Directions for this task
Copy all lines that contain the word "Forma".

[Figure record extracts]

* Start *

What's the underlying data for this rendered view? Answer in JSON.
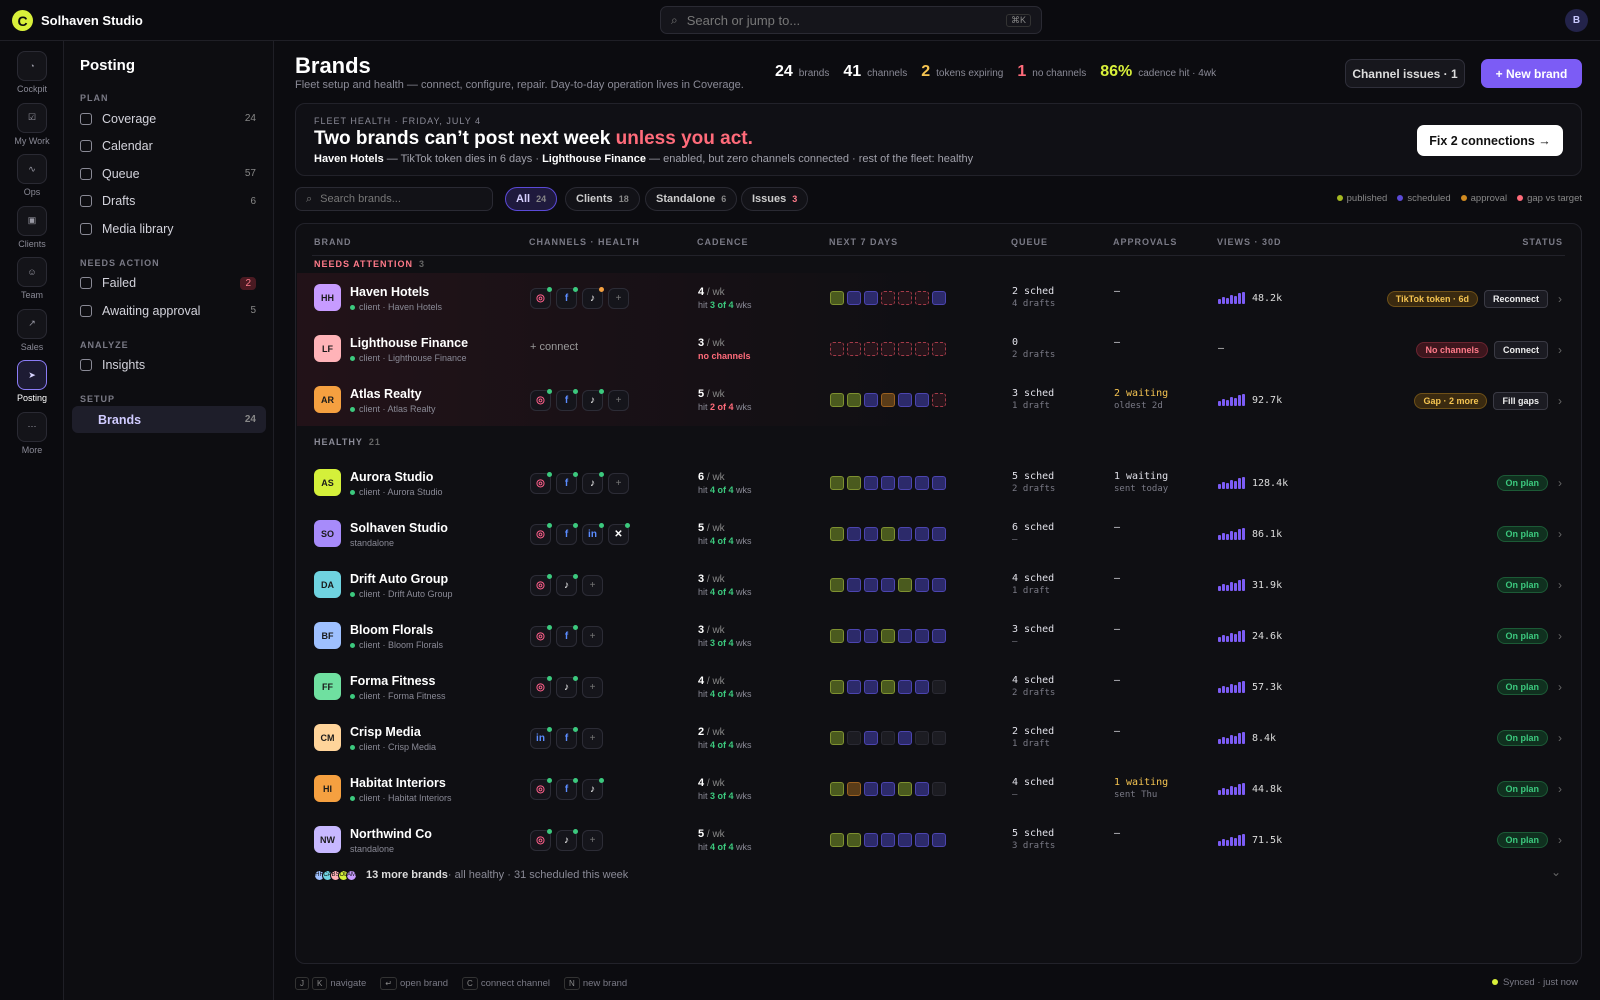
{
  "app": {
    "logo": "C",
    "name": "Solhaven Studio",
    "avatar": "B",
    "search_placeholder": "Search or jump to...",
    "search_kbd": "⌘K"
  },
  "rail": [
    {
      "label": "Cockpit",
      "icon": "gauge-icon"
    },
    {
      "label": "My Work",
      "icon": "check-square-icon"
    },
    {
      "label": "Ops",
      "icon": "activity-icon"
    },
    {
      "label": "Clients",
      "icon": "briefcase-icon"
    },
    {
      "label": "Team",
      "icon": "users-icon"
    },
    {
      "label": "Sales",
      "icon": "trend-icon"
    },
    {
      "label": "Posting",
      "icon": "send-icon",
      "active": true
    },
    {
      "label": "More",
      "icon": "dots-icon"
    }
  ],
  "sidebar": {
    "title": "Posting",
    "sections": [
      {
        "label": "PLAN",
        "items": [
          {
            "label": "Coverage",
            "count": "24"
          },
          {
            "label": "Calendar",
            "count": ""
          },
          {
            "label": "Queue",
            "count": "57"
          },
          {
            "label": "Drafts",
            "count": "6"
          },
          {
            "label": "Media library",
            "count": ""
          }
        ]
      },
      {
        "label": "NEEDS ACTION",
        "items": [
          {
            "label": "Failed",
            "count": "2"
          },
          {
            "label": "Awaiting approval",
            "count": "5"
          }
        ]
      },
      {
        "label": "ANALYZE",
        "items": [
          {
            "label": "Insights",
            "count": ""
          }
        ]
      },
      {
        "label": "SETUP",
        "items": [
          {
            "label": "Brands",
            "count": "24"
          }
        ]
      }
    ]
  },
  "header": {
    "title": "Brands",
    "subtitle": "Fleet setup and health — connect, configure, repair. Day-to-day operation lives in Coverage.",
    "stats": [
      {
        "n": "24",
        "l": "brands",
        "color": "#ffffff"
      },
      {
        "n": "41",
        "l": "channels",
        "color": "#ffffff"
      },
      {
        "n": "2",
        "l": "tokens expiring",
        "color": "#f5c451"
      },
      {
        "n": "1",
        "l": "no channels",
        "color": "#ff6b7a"
      },
      {
        "n": "86%",
        "l": "cadence hit · 4wk",
        "color": "#d9f03a"
      }
    ],
    "issues_btn": "Channel issues · 1",
    "new_btn": "+ New brand"
  },
  "hero": {
    "kicker": "FLEET HEALTH · FRIDAY, JULY 4",
    "headline": "Two brands can’t post next week ",
    "headline_accent": "unless you act.",
    "b1": "Haven Hotels",
    "t1": " — TikTok token dies in 6 days · ",
    "b2": "Lighthouse Finance",
    "t2": " — enabled, but zero channels connected · rest of the fleet: healthy",
    "btn": "Fix 2 connections →"
  },
  "filters": {
    "search_placeholder": "Search brands...",
    "chips": [
      {
        "label": "All",
        "count": "24",
        "on": true
      },
      {
        "label": "Clients",
        "count": "18"
      },
      {
        "label": "Standalone",
        "count": "6"
      },
      {
        "label": "Issues",
        "count": "3"
      }
    ],
    "legend": [
      {
        "label": "published",
        "color": "#a5b820"
      },
      {
        "label": "scheduled",
        "color": "#5b4ad8"
      },
      {
        "label": "approval",
        "color": "#d08a20"
      },
      {
        "label": "gap vs target",
        "color": "#ff6b7a"
      }
    ]
  },
  "columns": [
    "BRAND",
    "CHANNELS · HEALTH",
    "CADENCE",
    "NEXT 7 DAYS",
    "QUEUE",
    "APPROVALS",
    "VIEWS · 30D",
    "STATUS"
  ],
  "groups": {
    "attention": {
      "label": "NEEDS ATTENTION",
      "count": "3"
    },
    "healthy": {
      "label": "HEALTHY",
      "count": "21"
    }
  },
  "rows": [
    {
      "ini": "HH",
      "color": "#c79bff",
      "name": "Haven Hotels",
      "sub": "client · Haven Hotels",
      "ch": [
        [
          "ig",
          "#3cc97e"
        ],
        [
          "f",
          "#3cc97e"
        ],
        [
          "tt",
          "#f5a040"
        ],
        [
          "+",
          ""
        ]
      ],
      "rate": "4",
      "hit": "3 of 4",
      "hitc": "g",
      "days": "pssgggs",
      "q": "2 sched",
      "qs": "4 drafts",
      "ap": "—",
      "aps": "",
      "w": false,
      "views": "48.2k",
      "pill": "TikTok token · 6d",
      "pc": "o",
      "action": "Reconnect",
      "warn": true
    },
    {
      "ini": "LF",
      "color": "#ffb3b8",
      "name": "Lighthouse Finance",
      "sub": "client · Lighthouse Finance",
      "ch": [],
      "connect": "+ connect",
      "rate": "3",
      "nochan": "no channels",
      "days": "ggggggg",
      "q": "0",
      "qs": "2 drafts",
      "ap": "—",
      "aps": "",
      "views": "—",
      "pill": "No channels",
      "pc": "r",
      "action": "Connect",
      "warn": true
    },
    {
      "ini": "AR",
      "color": "#f5a040",
      "name": "Atlas Realty",
      "sub": "client · Atlas Realty",
      "ch": [
        [
          "ig",
          "#3cc97e"
        ],
        [
          "f",
          "#3cc97e"
        ],
        [
          "tt",
          "#3cc97e"
        ],
        [
          "+",
          ""
        ]
      ],
      "rate": "5",
      "hit": "2 of 4",
      "hitc": "r",
      "days": "ppsassg",
      "q": "3 sched",
      "qs": "1 draft",
      "ap": "2 waiting",
      "aps": "oldest 2d",
      "w": true,
      "views": "92.7k",
      "pill": "Gap · 2 more",
      "pc": "o",
      "action": "Fill gaps",
      "warn": true
    },
    {
      "ini": "AS",
      "color": "#d4f03a",
      "name": "Aurora Studio",
      "sub": "client · Aurora Studio",
      "ch": [
        [
          "ig",
          "#3cc97e"
        ],
        [
          "f",
          "#3cc97e"
        ],
        [
          "tt",
          "#3cc97e"
        ],
        [
          "+",
          ""
        ]
      ],
      "rate": "6",
      "hit": "4 of 4",
      "hitc": "g",
      "days": "ppsssss",
      "q": "5 sched",
      "qs": "2 drafts",
      "ap": "1 waiting",
      "aps": "sent today",
      "w": false,
      "views": "128.4k",
      "pill": "On plan",
      "pc": "g"
    },
    {
      "ini": "SO",
      "color": "#a78bfa",
      "name": "Solhaven Studio",
      "sub": "standalone",
      "ch": [
        [
          "ig",
          "#3cc97e"
        ],
        [
          "f",
          "#3cc97e"
        ],
        [
          "in",
          "#3cc97e"
        ],
        [
          "x",
          "#3cc97e"
        ]
      ],
      "rate": "5",
      "hit": "4 of 4",
      "hitc": "g",
      "days": "psspsss",
      "q": "6 sched",
      "qs": "—",
      "ap": "—",
      "aps": "",
      "views": "86.1k",
      "pill": "On plan",
      "pc": "g"
    },
    {
      "ini": "DA",
      "color": "#6fd3e0",
      "name": "Drift Auto Group",
      "sub": "client · Drift Auto Group",
      "ch": [
        [
          "ig",
          "#3cc97e"
        ],
        [
          "tt",
          "#3cc97e"
        ],
        [
          "+",
          ""
        ]
      ],
      "rate": "3",
      "hit": "4 of 4",
      "hitc": "g",
      "days": "psssps s",
      "q": "4 sched",
      "qs": "1 draft",
      "ap": "—",
      "aps": "",
      "views": "31.9k",
      "pill": "On plan",
      "pc": "g"
    },
    {
      "ini": "BF",
      "color": "#9ec0ff",
      "name": "Bloom Florals",
      "sub": "client · Bloom Florals",
      "ch": [
        [
          "ig",
          "#3cc97e"
        ],
        [
          "f",
          "#3cc97e"
        ],
        [
          "+",
          ""
        ]
      ],
      "rate": "3",
      "hit": "3 of 4",
      "hitc": "g",
      "days": "psspsss",
      "q": "3 sched",
      "qs": "—",
      "ap": "—",
      "aps": "",
      "views": "24.6k",
      "pill": "On plan",
      "pc": "g"
    },
    {
      "ini": "FF",
      "color": "#6fe0a0",
      "name": "Forma Fitness",
      "sub": "client · Forma Fitness",
      "ch": [
        [
          "ig",
          "#3cc97e"
        ],
        [
          "tt",
          "#3cc97e"
        ],
        [
          "+",
          ""
        ]
      ],
      "rate": "4",
      "hit": "4 of 4",
      "hitc": "g",
      "days": "psspsse",
      "q": "4 sched",
      "qs": "2 drafts",
      "ap": "—",
      "aps": "",
      "views": "57.3k",
      "pill": "On plan",
      "pc": "g"
    },
    {
      "ini": "CM",
      "color": "#ffd49a",
      "name": "Crisp Media",
      "sub": "client · Crisp Media",
      "ch": [
        [
          "in",
          "#3cc97e"
        ],
        [
          "f",
          "#3cc97e"
        ],
        [
          "+",
          ""
        ]
      ],
      "rate": "2",
      "hit": "4 of 4",
      "hitc": "g",
      "days": "pesesee",
      "q": "2 sched",
      "qs": "1 draft",
      "ap": "—",
      "aps": "",
      "views": "8.4k",
      "pill": "On plan",
      "pc": "g"
    },
    {
      "ini": "HI",
      "color": "#f5a040",
      "name": "Habitat Interiors",
      "sub": "client · Habitat Interiors",
      "ch": [
        [
          "ig",
          "#3cc97e"
        ],
        [
          "f",
          "#3cc97e"
        ],
        [
          "tt",
          "#3cc97e"
        ]
      ],
      "rate": "4",
      "hit": "3 of 4",
      "hitc": "g",
      "days": "passpse",
      "q": "4 sched",
      "qs": "—",
      "ap": "1 waiting",
      "aps": "sent Thu",
      "w": true,
      "views": "44.8k",
      "pill": "On plan",
      "pc": "g"
    },
    {
      "ini": "NW",
      "color": "#c7b8ff",
      "name": "Northwind Co",
      "sub": "standalone",
      "ch": [
        [
          "ig",
          "#3cc97e"
        ],
        [
          "tt",
          "#3cc97e"
        ],
        [
          "+",
          ""
        ]
      ],
      "rate": "5",
      "hit": "4 of 4",
      "hitc": "g",
      "days": "ppsssss",
      "q": "5 sched",
      "qs": "3 drafts",
      "ap": "—",
      "aps": "",
      "views": "71.5k",
      "pill": "On plan",
      "pc": "g"
    }
  ],
  "more_row": {
    "avatars": [
      [
        "HR",
        "#9ec0ff"
      ],
      [
        "CA",
        "#6fd3e0"
      ],
      [
        "BS",
        "#ffb3b8"
      ],
      [
        "OL",
        "#d4f03a"
      ],
      [
        "AM",
        "#c79bff"
      ]
    ],
    "bold": "13 more brands",
    "text": " · all healthy · 31 scheduled this week"
  },
  "footer": {
    "hints": [
      {
        "keys": [
          "J",
          "K"
        ],
        "label": "navigate"
      },
      {
        "keys": [
          "↵"
        ],
        "label": "open brand"
      },
      {
        "keys": [
          "C"
        ],
        "label": "connect channel"
      },
      {
        "keys": [
          "N"
        ],
        "label": "new brand"
      }
    ],
    "sync": "Synced · just now"
  },
  "suffix": {
    "per_wk": " / wk",
    "hit_pre": "hit ",
    "hit_post": " wks"
  }
}
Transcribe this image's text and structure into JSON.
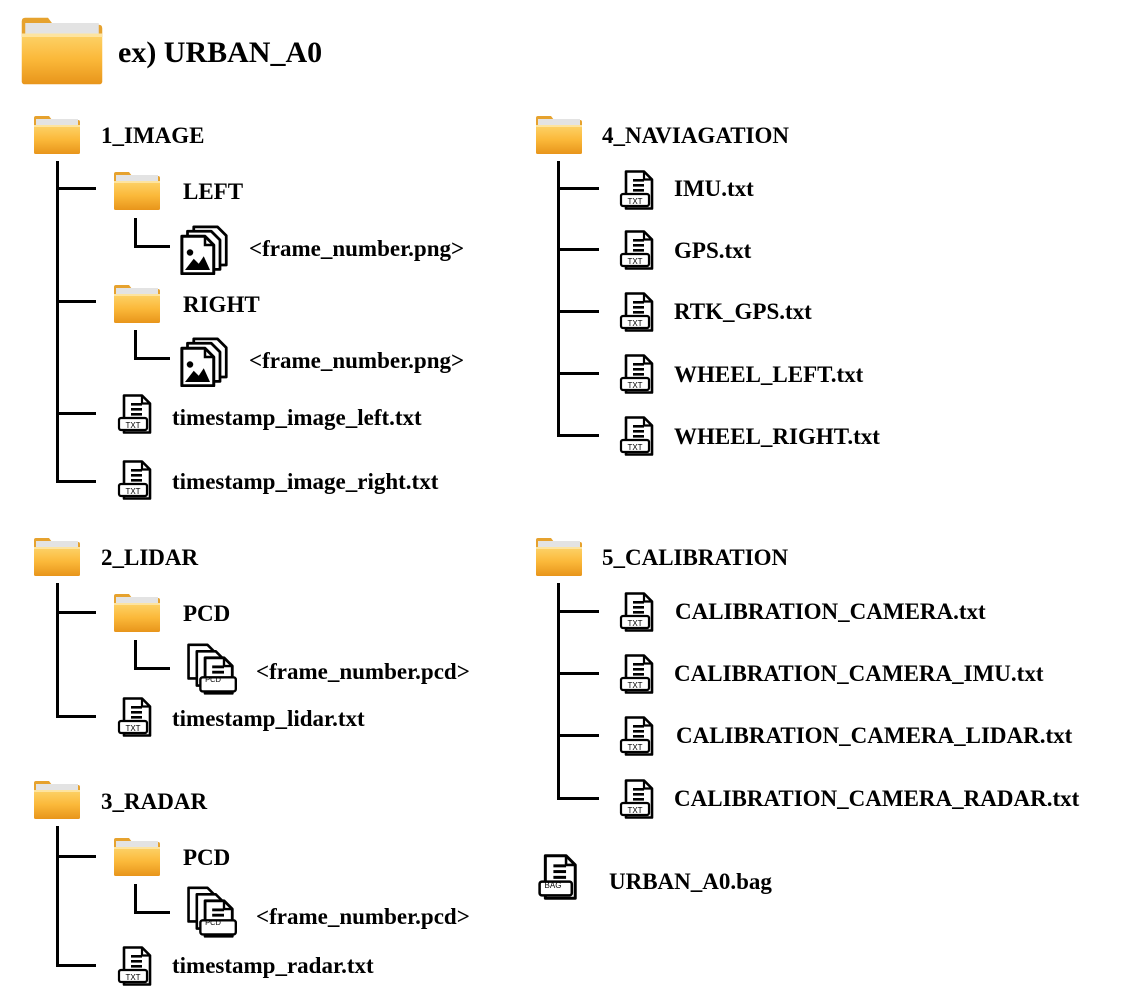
{
  "root": {
    "label": "ex) URBAN_A0"
  },
  "image": {
    "label": "1_IMAGE",
    "left": {
      "label": "LEFT",
      "file": "<frame_number.png>"
    },
    "right": {
      "label": "RIGHT",
      "file": "<frame_number.png>"
    },
    "ts_left": "timestamp_image_left.txt",
    "ts_right": "timestamp_image_right.txt"
  },
  "lidar": {
    "label": "2_LIDAR",
    "pcd": {
      "label": "PCD",
      "file": "<frame_number.pcd>"
    },
    "ts": "timestamp_lidar.txt"
  },
  "radar": {
    "label": "3_RADAR",
    "pcd": {
      "label": "PCD",
      "file": "<frame_number.pcd>"
    },
    "ts": "timestamp_radar.txt"
  },
  "navigation": {
    "label": "4_NAVIAGATION",
    "files": [
      "IMU.txt",
      "GPS.txt",
      "RTK_GPS.txt",
      "WHEEL_LEFT.txt",
      "WHEEL_RIGHT.txt"
    ]
  },
  "calibration": {
    "label": "5_CALIBRATION",
    "files": [
      "CALIBRATION_CAMERA.txt",
      "CALIBRATION_CAMERA_IMU.txt",
      "CALIBRATION_CAMERA_LIDAR.txt",
      "CALIBRATION_CAMERA_RADAR.txt"
    ]
  },
  "bag": {
    "label": "URBAN_A0.bag"
  },
  "icons": {
    "folder": "folder-icon",
    "text_file": "txt-file-icon",
    "image_files": "image-files-icon",
    "pcd_files": "pcd-files-icon",
    "bag_file": "bag-file-icon",
    "txt_badge": "TXT",
    "pcd_badge": "PCD",
    "bag_badge": "BAG"
  },
  "colors": {
    "folder_light": "#fcc34a",
    "folder_dark": "#e99a1c",
    "folder_tab": "#d9d9d9",
    "line": "#000000"
  }
}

* End *

Response
      "name": "Forma Fitness",
      "sub": "client · Forma Fitness",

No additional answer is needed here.